Copy each line that has the string "icon" somewhere in it.

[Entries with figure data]
----

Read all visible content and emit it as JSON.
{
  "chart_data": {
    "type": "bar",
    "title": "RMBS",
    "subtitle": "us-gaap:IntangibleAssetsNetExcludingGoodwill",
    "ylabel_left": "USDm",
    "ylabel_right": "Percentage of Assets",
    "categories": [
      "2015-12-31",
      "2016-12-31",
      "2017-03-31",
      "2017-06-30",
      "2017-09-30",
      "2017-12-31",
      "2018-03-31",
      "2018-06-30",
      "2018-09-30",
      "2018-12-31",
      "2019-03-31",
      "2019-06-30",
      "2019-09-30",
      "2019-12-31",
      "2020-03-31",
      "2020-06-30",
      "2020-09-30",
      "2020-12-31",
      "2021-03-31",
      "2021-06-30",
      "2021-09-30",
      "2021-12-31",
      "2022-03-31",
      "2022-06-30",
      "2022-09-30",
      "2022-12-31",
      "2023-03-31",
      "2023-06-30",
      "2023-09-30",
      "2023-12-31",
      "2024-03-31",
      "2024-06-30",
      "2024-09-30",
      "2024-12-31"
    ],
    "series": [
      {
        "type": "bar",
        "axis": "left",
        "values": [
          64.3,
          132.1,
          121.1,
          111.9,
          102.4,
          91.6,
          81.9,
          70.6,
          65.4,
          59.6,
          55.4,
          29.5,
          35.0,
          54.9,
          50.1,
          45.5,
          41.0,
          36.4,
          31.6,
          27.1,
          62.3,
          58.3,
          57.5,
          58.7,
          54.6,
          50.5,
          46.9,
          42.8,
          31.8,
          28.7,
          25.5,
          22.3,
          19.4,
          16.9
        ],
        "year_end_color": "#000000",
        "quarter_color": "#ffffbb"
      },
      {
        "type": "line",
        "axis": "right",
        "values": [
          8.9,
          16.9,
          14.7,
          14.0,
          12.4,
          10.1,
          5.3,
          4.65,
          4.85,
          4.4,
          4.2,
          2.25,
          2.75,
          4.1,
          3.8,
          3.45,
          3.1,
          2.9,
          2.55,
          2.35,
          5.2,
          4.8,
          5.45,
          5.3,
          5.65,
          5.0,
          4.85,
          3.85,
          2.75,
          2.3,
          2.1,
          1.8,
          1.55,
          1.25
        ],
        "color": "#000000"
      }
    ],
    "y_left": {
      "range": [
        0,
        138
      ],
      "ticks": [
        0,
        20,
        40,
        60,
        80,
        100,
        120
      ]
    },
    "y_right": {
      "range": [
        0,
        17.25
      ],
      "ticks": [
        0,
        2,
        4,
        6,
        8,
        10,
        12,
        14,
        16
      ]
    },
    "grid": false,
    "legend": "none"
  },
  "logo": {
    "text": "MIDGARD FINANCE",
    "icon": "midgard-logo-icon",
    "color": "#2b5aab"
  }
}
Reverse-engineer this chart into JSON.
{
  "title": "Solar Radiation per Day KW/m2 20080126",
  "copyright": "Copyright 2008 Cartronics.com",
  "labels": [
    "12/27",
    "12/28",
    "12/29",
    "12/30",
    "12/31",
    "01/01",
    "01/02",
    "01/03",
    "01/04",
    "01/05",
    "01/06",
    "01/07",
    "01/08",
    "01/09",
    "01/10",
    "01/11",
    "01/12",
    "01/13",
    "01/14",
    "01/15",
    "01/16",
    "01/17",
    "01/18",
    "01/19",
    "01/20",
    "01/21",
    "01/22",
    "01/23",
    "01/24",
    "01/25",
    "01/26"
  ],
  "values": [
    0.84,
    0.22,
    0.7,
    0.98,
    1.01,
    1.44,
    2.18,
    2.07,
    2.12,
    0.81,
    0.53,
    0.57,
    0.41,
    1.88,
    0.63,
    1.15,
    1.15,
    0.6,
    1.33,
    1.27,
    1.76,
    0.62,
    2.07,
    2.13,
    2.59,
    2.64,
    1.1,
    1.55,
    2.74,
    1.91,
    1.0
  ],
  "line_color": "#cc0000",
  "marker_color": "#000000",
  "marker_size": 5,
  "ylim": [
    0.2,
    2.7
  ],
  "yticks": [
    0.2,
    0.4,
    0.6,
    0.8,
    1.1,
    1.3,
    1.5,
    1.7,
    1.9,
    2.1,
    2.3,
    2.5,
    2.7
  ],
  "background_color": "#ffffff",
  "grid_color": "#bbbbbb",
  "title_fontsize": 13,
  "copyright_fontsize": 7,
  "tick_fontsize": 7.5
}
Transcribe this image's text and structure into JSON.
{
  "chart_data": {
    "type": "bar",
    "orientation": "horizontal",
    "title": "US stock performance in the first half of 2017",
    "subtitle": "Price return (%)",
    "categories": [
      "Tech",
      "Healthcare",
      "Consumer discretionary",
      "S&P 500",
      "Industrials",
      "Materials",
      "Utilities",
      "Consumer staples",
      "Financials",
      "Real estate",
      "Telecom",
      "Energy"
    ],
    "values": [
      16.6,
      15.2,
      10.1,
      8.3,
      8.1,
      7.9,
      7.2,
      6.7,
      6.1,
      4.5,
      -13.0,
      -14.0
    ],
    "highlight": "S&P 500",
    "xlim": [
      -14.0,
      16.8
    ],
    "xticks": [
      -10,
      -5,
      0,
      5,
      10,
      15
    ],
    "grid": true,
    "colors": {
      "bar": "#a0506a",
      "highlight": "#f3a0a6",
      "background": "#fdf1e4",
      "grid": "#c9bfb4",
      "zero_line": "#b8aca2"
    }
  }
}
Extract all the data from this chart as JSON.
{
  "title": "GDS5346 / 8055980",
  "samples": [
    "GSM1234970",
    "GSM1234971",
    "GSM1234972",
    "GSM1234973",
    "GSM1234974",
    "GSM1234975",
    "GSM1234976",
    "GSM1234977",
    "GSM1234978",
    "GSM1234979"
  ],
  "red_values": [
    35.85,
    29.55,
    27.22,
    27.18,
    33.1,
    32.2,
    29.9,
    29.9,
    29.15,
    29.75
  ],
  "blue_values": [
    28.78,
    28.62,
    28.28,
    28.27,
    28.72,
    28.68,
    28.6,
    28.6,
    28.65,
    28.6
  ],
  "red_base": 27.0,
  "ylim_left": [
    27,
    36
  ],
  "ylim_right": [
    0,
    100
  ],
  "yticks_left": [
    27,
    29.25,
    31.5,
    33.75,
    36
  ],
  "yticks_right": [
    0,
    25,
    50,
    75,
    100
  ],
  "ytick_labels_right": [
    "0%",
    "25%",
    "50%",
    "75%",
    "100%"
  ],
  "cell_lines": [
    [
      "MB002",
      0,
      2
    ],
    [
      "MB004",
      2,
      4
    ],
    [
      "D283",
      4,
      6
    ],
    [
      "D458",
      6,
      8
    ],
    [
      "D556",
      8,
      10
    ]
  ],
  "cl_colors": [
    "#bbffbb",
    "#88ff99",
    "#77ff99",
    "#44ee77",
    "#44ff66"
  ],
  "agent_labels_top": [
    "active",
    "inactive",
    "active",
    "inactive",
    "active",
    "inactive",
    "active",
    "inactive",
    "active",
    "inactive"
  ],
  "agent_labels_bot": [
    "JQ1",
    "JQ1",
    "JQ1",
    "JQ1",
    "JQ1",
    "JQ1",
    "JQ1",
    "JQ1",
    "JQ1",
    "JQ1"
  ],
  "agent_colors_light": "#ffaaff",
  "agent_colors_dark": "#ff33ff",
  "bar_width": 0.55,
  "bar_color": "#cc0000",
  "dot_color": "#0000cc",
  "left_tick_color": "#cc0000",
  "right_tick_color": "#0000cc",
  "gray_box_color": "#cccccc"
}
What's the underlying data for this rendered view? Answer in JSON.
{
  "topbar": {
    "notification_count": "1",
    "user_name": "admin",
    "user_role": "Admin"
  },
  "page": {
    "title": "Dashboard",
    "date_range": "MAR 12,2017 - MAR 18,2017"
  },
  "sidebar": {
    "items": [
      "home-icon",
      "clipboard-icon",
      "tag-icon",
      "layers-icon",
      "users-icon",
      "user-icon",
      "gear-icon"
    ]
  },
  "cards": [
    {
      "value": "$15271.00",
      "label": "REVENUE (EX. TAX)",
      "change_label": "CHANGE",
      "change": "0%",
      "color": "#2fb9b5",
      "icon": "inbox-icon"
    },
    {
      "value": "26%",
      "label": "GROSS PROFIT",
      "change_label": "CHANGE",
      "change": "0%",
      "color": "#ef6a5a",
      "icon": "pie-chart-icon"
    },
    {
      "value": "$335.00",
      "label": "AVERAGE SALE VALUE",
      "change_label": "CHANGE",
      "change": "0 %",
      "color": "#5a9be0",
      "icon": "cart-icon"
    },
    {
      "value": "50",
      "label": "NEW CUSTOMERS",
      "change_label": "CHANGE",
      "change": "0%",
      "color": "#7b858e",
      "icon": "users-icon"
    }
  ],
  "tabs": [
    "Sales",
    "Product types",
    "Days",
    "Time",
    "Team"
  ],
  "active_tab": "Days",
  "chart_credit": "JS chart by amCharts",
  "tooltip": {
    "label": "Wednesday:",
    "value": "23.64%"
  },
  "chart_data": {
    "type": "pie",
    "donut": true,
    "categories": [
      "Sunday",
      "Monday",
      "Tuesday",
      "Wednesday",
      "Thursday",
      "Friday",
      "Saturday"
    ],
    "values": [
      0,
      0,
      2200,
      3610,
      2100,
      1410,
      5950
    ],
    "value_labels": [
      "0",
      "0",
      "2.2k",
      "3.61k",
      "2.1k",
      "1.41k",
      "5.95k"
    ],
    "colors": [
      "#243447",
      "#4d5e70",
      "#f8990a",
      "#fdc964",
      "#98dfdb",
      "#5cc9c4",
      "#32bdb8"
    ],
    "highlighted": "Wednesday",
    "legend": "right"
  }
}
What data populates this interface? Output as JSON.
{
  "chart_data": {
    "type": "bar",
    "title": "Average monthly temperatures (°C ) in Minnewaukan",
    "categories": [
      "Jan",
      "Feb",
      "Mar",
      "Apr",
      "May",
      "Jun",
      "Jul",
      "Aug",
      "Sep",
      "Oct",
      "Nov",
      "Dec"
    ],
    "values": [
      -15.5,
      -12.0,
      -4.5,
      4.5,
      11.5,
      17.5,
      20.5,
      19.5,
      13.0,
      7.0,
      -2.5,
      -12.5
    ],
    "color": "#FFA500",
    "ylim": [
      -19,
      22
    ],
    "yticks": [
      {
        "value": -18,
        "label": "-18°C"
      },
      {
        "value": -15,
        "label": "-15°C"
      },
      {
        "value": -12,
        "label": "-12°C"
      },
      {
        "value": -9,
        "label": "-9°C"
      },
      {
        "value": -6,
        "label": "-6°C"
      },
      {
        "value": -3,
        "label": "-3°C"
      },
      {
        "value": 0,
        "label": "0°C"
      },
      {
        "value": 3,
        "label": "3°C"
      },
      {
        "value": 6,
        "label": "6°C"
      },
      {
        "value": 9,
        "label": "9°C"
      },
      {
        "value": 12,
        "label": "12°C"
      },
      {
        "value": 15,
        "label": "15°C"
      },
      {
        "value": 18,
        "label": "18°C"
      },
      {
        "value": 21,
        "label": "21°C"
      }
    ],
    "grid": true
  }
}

----

## ANSWER BELOW
    "icon": "midgard-logo-icon",
      "home-icon",
      "clipboard-icon",
      "tag-icon",
      "layers-icon",
      "users-icon",
      "user-icon",
      "gear-icon"
      "icon": "inbox-icon"
      "icon": "pie-chart-icon"
      "icon": "cart-icon"
      "icon": "users-icon"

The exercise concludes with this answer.